━━━━━ PROVIDED DATA
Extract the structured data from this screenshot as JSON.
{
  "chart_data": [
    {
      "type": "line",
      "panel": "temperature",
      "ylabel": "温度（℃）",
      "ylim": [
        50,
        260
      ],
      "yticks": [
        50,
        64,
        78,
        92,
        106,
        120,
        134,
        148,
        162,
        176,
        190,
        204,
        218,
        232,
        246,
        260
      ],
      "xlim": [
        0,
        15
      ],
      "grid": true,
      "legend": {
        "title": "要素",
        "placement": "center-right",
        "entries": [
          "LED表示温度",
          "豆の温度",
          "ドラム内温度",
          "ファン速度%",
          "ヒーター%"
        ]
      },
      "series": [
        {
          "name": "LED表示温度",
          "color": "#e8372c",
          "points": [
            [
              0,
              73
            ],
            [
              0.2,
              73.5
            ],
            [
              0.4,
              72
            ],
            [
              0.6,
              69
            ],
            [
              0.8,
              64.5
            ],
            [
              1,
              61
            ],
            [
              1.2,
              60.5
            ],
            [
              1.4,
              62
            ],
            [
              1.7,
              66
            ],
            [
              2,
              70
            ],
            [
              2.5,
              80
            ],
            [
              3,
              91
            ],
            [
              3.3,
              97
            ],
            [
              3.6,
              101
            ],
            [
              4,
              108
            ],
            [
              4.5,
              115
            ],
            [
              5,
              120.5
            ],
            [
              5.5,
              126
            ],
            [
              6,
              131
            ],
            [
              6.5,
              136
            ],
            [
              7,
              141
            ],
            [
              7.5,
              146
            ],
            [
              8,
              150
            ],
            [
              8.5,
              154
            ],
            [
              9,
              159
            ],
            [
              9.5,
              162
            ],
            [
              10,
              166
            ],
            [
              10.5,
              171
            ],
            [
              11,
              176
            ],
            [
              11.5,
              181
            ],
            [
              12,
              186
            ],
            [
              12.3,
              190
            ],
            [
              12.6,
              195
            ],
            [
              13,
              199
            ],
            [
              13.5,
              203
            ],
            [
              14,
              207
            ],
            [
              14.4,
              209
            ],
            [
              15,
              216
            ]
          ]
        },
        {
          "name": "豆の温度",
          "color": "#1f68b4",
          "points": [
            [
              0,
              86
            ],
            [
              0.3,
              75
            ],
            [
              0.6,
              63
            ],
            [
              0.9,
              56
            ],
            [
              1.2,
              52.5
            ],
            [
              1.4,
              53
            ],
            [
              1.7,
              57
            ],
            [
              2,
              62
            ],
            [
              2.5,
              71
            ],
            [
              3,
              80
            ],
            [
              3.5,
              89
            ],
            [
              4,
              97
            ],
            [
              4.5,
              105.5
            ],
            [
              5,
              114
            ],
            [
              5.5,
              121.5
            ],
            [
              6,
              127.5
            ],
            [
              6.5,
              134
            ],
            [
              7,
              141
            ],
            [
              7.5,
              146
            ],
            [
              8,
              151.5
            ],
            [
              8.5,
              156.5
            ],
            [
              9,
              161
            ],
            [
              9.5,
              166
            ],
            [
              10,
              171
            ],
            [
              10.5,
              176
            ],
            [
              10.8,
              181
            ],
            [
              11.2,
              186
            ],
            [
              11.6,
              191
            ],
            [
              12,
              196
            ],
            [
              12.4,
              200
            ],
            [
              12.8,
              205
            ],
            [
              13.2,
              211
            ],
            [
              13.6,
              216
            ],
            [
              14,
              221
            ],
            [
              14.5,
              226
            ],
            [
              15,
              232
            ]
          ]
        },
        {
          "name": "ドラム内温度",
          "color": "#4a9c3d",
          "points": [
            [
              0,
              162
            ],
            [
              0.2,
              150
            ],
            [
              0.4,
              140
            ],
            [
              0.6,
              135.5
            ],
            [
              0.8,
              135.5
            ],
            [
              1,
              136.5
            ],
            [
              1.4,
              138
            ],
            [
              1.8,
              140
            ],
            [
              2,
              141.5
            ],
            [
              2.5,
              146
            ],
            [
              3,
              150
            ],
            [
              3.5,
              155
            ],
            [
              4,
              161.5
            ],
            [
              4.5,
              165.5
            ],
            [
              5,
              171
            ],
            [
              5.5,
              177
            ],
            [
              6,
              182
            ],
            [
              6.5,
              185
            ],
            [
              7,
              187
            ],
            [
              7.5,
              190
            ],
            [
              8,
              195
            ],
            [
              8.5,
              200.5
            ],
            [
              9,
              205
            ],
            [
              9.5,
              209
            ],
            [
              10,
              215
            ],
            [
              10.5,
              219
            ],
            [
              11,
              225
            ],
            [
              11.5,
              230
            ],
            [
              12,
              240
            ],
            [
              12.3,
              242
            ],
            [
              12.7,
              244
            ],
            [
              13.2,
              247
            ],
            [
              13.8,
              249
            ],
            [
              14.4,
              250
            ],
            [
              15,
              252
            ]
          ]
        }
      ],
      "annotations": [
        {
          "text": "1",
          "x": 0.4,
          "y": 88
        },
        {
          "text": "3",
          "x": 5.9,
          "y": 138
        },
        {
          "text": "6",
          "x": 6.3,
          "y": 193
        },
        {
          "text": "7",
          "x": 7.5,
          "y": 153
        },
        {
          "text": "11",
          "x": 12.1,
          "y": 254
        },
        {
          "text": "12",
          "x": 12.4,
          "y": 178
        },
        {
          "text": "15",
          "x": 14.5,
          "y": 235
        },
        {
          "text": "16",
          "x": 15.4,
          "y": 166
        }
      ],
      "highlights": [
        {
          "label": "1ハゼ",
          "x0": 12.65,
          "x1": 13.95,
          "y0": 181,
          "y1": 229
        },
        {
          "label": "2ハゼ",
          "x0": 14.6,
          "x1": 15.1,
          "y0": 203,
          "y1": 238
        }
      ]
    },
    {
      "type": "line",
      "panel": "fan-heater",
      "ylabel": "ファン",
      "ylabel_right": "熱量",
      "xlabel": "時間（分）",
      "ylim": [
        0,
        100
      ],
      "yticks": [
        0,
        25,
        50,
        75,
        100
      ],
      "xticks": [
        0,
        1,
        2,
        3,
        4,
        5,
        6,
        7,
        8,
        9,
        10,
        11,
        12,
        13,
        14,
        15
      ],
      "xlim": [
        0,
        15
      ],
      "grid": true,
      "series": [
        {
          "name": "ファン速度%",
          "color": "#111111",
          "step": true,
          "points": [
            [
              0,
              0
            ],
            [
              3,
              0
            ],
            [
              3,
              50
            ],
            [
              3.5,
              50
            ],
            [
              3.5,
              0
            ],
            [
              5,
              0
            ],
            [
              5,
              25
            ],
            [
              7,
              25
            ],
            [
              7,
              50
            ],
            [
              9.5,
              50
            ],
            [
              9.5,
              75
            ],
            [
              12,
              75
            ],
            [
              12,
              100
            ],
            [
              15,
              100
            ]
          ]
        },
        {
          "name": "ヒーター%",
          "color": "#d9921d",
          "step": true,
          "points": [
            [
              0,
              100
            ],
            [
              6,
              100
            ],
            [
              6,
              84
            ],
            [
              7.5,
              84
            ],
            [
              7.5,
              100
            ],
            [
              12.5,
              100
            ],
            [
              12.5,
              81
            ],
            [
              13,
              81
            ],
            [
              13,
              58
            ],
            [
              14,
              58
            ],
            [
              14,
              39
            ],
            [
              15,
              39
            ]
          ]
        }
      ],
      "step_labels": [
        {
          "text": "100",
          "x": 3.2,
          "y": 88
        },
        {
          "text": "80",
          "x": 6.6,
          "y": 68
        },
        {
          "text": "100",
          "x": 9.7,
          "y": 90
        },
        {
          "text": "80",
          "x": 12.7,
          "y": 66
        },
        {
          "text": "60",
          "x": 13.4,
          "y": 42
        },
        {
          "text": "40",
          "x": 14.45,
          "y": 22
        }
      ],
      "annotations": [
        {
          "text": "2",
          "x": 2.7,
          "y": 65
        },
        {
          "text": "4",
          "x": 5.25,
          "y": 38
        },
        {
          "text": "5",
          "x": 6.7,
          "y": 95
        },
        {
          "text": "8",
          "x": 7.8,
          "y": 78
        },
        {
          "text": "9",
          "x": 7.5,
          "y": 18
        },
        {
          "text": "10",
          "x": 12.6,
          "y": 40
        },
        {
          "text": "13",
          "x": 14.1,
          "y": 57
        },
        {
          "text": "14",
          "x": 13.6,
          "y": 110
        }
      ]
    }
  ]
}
━━━━━━━━━━
» **YOUR INSTRUCTIONS**: List all lines where "color" occurs.

» **EXERCISE SOLUTION**:
          "color": "#e8372c",
          "color": "#1f68b4",
          "color": "#4a9c3d",
          "color": "#111111",
          "color": "#d9921d",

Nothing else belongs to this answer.